Write out the entries below once more, exactly.

Source data
-- Start --
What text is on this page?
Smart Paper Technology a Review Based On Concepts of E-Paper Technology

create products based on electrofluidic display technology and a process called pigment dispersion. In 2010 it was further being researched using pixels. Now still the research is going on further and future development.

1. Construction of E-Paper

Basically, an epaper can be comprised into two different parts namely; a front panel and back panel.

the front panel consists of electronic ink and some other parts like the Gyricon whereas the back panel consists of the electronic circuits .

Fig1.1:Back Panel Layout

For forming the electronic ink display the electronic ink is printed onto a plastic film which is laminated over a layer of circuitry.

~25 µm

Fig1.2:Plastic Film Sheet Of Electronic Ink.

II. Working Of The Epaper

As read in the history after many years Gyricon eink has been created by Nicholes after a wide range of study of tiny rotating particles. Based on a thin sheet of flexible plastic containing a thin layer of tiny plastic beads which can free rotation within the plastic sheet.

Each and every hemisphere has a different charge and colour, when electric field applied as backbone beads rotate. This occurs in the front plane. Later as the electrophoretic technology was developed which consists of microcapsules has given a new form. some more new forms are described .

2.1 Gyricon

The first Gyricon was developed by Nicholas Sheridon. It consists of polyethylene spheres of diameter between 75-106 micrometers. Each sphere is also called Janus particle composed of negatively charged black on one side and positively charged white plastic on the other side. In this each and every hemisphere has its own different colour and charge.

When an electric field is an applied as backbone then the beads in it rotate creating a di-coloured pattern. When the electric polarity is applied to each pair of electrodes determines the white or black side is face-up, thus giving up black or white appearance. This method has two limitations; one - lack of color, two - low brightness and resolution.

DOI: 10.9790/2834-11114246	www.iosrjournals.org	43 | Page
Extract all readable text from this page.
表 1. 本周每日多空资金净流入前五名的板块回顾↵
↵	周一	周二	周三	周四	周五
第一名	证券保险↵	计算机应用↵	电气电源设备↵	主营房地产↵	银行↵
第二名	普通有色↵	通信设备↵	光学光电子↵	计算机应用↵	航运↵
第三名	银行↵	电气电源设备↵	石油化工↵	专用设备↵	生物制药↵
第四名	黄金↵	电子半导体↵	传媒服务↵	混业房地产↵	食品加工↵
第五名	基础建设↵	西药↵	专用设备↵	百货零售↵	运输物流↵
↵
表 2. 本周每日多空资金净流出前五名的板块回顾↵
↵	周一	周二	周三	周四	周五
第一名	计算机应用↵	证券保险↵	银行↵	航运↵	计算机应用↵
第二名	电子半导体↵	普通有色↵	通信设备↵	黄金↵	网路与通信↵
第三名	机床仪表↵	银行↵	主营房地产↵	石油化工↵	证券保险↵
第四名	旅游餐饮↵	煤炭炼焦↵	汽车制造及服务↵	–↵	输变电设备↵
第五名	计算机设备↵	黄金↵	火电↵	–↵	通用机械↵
-- End --
_EXERCISE OUTPUT:_
What text is on this page?
Smart Paper Technology a Review Based On Concepts of E-Paper Technology

create products based on electrofluidic display technology and a process called pigment dispersion. In 2010 it was further being researched using pixels. Now still the research is going on further and future development.

1. Construction of E-Paper

Basically, an epaper can be comprised into two different parts namely; a front panel and back panel.

the front panel consists of electronic ink and some other parts like the Gyricon whereas the back panel consists of the electronic circuits .

Fig1.1:Back Panel Layout

For forming the electronic ink display the electronic ink is printed onto a plastic film which is laminated over a layer of circuitry.

~25 µm

Fig1.2:Plastic Film Sheet Of Electronic Ink.

II. Working Of The Epaper

As read in the history after many years Gyricon eink has been created by Nicholes after a wide range of study of tiny rotating particles. Based on a thin sheet of flexible plastic containing a thin layer of tiny plastic beads which can free rotation within the plastic sheet.

Each and every hemisphere has a different charge and colour, when electric field applied as backbone beads rotate. This occurs in the front plane. Later as the electrophoretic technology was developed which consists of microcapsules has given a new form. some more new forms are described .

2.1 Gyricon

The first Gyricon was developed by Nicholas Sheridon. It consists of polyethylene spheres of diameter between 75-106 micrometers. Each sphere is also called Janus particle composed of negatively charged black on one side and positively charged white plastic on the other side. In this each and every hemisphere has its own different colour and charge.

When an electric field is an applied as backbone then the beads in it rotate creating a di-coloured pattern. When the electric polarity is applied to each pair of electrodes determines the white or black side is face-up, thus giving up black or white appearance. This method has two limitations; one - lack of color, two - low brightness and resolution.

DOI: 10.9790/2834-11114246	www.iosrjournals.org	43 | Page
Extract all readable text from this page.
表 1. 本周每日多空资金净流入前五名的板块回顾↵
↵	周一	周二	周三	周四	周五
第一名	证券保险↵	计算机应用↵	电气电源设备↵	主营房地产↵	银行↵
第二名	普通有色↵	通信设备↵	光学光电子↵	计算机应用↵	航运↵
第三名	银行↵	电气电源设备↵	石油化工↵	专用设备↵	生物制药↵
第四名	黄金↵	电子半导体↵	传媒服务↵	混业房地产↵	食品加工↵
第五名	基础建设↵	西药↵	专用设备↵	百货零售↵	运输物流↵
↵
表 2. 本周每日多空资金净流出前五名的板块回顾↵
↵	周一	周二	周三	周四	周五
第一名	计算机应用↵	证券保险↵	银行↵	航运↵	计算机应用↵
第二名	电子半导体↵	普通有色↵	通信设备↵	黄金↵	网路与通信↵
第三名	机床仪表↵	银行↵	主营房地产↵	石油化工↵	证券保险↵
第四名	旅游餐饮↵	煤炭炼焦↵	汽车制造及服务↵	–↵	输变电设备↵
第五名	计算机设备↵	黄金↵	火电↵	–↵	通用机械↵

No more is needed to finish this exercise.